Begin Provided entries

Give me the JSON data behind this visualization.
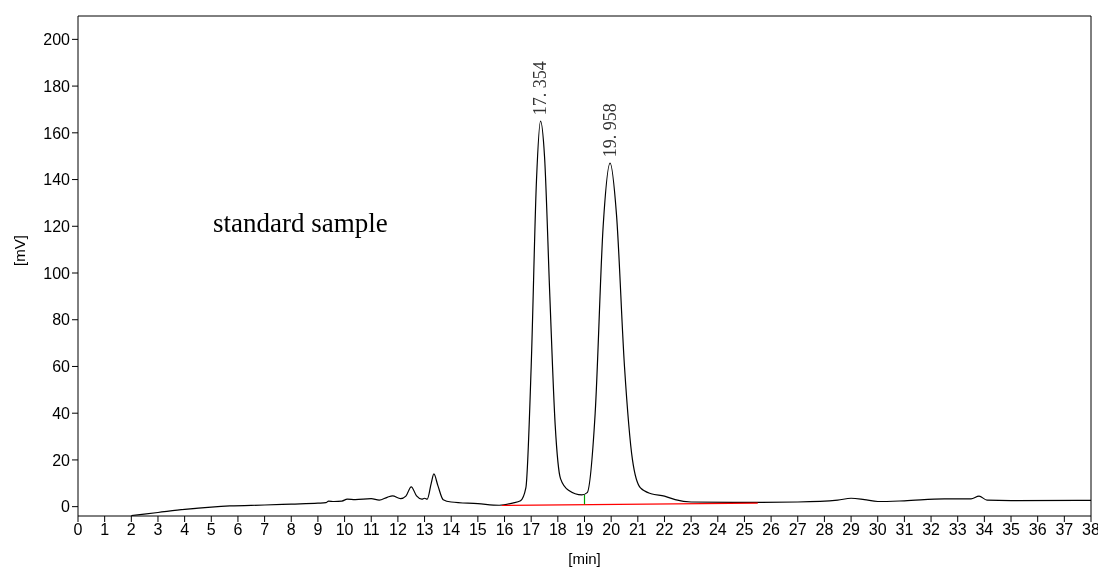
{
  "chart_data": {
    "type": "line",
    "xlabel": "[min]",
    "ylabel": "[mV]",
    "xlim": [
      0,
      38
    ],
    "xticks": [
      0,
      1,
      2,
      3,
      4,
      5,
      6,
      7,
      8,
      9,
      10,
      11,
      12,
      13,
      14,
      15,
      16,
      17,
      18,
      19,
      20,
      21,
      22,
      23,
      24,
      25,
      26,
      27,
      28,
      29,
      30,
      31,
      32,
      33,
      34,
      35,
      36,
      37,
      38
    ],
    "ylim": [
      -4,
      210
    ],
    "yticks": [
      0,
      20,
      40,
      60,
      80,
      100,
      120,
      140,
      160,
      180,
      200
    ],
    "marker": "none",
    "line_style": "solid",
    "annotations": [
      "standard sample",
      {
        "text": "17. 354",
        "x": 17.35,
        "y": 165
      },
      {
        "text": "19. 958",
        "x": 19.96,
        "y": 147
      }
    ],
    "series": [
      {
        "color": "#000000",
        "x": [
          2,
          3,
          4,
          5,
          5.7,
          7,
          8,
          9,
          9.3,
          9.4,
          9.6,
          9.9,
          10.1,
          10.4,
          11,
          11.3,
          11.6,
          11.8,
          12.1,
          12.3,
          12.5,
          12.7,
          12.9,
          13,
          13.1,
          13.25,
          13.35,
          13.5,
          13.7,
          14,
          15,
          15.8,
          16.3,
          16.6,
          16.8,
          17,
          17.2,
          17.35,
          17.5,
          17.7,
          17.9,
          18.1,
          18.4,
          18.9,
          19.1,
          19.4,
          19.7,
          19.96,
          20.2,
          20.5,
          20.8,
          21.1,
          21.5,
          22,
          22.4,
          23,
          25,
          27,
          28.5,
          29,
          29.5,
          30,
          31,
          32.5,
          33.5,
          33.8,
          34.1,
          35,
          38
        ],
        "values": [
          -3.8,
          -2.5,
          -1.2,
          -0.2,
          0.3,
          0.7,
          1.1,
          1.5,
          1.7,
          2.4,
          2.2,
          2.4,
          3.2,
          3,
          3.4,
          2.8,
          4,
          4.6,
          3.4,
          4.5,
          8.5,
          4.6,
          3.2,
          3.6,
          3.2,
          10,
          14,
          9,
          3,
          2,
          1.3,
          0.6,
          1.5,
          2.5,
          8,
          60,
          140,
          165,
          150,
          90,
          35,
          12,
          7,
          5,
          6,
          40,
          120,
          147,
          125,
          60,
          20,
          8,
          5.5,
          4.5,
          3,
          2,
          1.8,
          2,
          2.8,
          3.6,
          3,
          2.2,
          2.5,
          3.3,
          3.3,
          4.5,
          2.8,
          2.6,
          2.7
        ]
      },
      {
        "color": "#ff0000",
        "x": [
          15.9,
          25.5
        ],
        "values": [
          0.5,
          1.5
        ]
      },
      {
        "color": "#00a000",
        "x": [
          19,
          19
        ],
        "values": [
          1,
          5
        ]
      }
    ]
  }
}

End Provided entries

_Instructions for the task_
Restate the data above word for word. Do not include the images.

_Answer to this task_
Give me the JSON data behind this visualization.
{
  "chart_data": {
    "type": "line",
    "xlabel": "[min]",
    "ylabel": "[mV]",
    "xlim": [
      0,
      38
    ],
    "xticks": [
      0,
      1,
      2,
      3,
      4,
      5,
      6,
      7,
      8,
      9,
      10,
      11,
      12,
      13,
      14,
      15,
      16,
      17,
      18,
      19,
      20,
      21,
      22,
      23,
      24,
      25,
      26,
      27,
      28,
      29,
      30,
      31,
      32,
      33,
      34,
      35,
      36,
      37,
      38
    ],
    "ylim": [
      -4,
      210
    ],
    "yticks": [
      0,
      20,
      40,
      60,
      80,
      100,
      120,
      140,
      160,
      180,
      200
    ],
    "marker": "none",
    "line_style": "solid",
    "annotations": [
      "standard sample",
      {
        "text": "17. 354",
        "x": 17.35,
        "y": 165
      },
      {
        "text": "19. 958",
        "x": 19.96,
        "y": 147
      }
    ],
    "series": [
      {
        "color": "#000000",
        "x": [
          2,
          3,
          4,
          5,
          5.7,
          7,
          8,
          9,
          9.3,
          9.4,
          9.6,
          9.9,
          10.1,
          10.4,
          11,
          11.3,
          11.6,
          11.8,
          12.1,
          12.3,
          12.5,
          12.7,
          12.9,
          13,
          13.1,
          13.25,
          13.35,
          13.5,
          13.7,
          14,
          15,
          15.8,
          16.3,
          16.6,
          16.8,
          17,
          17.2,
          17.35,
          17.5,
          17.7,
          17.9,
          18.1,
          18.4,
          18.9,
          19.1,
          19.4,
          19.7,
          19.96,
          20.2,
          20.5,
          20.8,
          21.1,
          21.5,
          22,
          22.4,
          23,
          25,
          27,
          28.5,
          29,
          29.5,
          30,
          31,
          32.5,
          33.5,
          33.8,
          34.1,
          35,
          38
        ],
        "values": [
          -3.8,
          -2.5,
          -1.2,
          -0.2,
          0.3,
          0.7,
          1.1,
          1.5,
          1.7,
          2.4,
          2.2,
          2.4,
          3.2,
          3,
          3.4,
          2.8,
          4,
          4.6,
          3.4,
          4.5,
          8.5,
          4.6,
          3.2,
          3.6,
          3.2,
          10,
          14,
          9,
          3,
          2,
          1.3,
          0.6,
          1.5,
          2.5,
          8,
          60,
          140,
          165,
          150,
          90,
          35,
          12,
          7,
          5,
          6,
          40,
          120,
          147,
          125,
          60,
          20,
          8,
          5.5,
          4.5,
          3,
          2,
          1.8,
          2,
          2.8,
          3.6,
          3,
          2.2,
          2.5,
          3.3,
          3.3,
          4.5,
          2.8,
          2.6,
          2.7
        ]
      },
      {
        "color": "#ff0000",
        "x": [
          15.9,
          25.5
        ],
        "values": [
          0.5,
          1.5
        ]
      },
      {
        "color": "#00a000",
        "x": [
          19,
          19
        ],
        "values": [
          1,
          5
        ]
      }
    ]
  }
}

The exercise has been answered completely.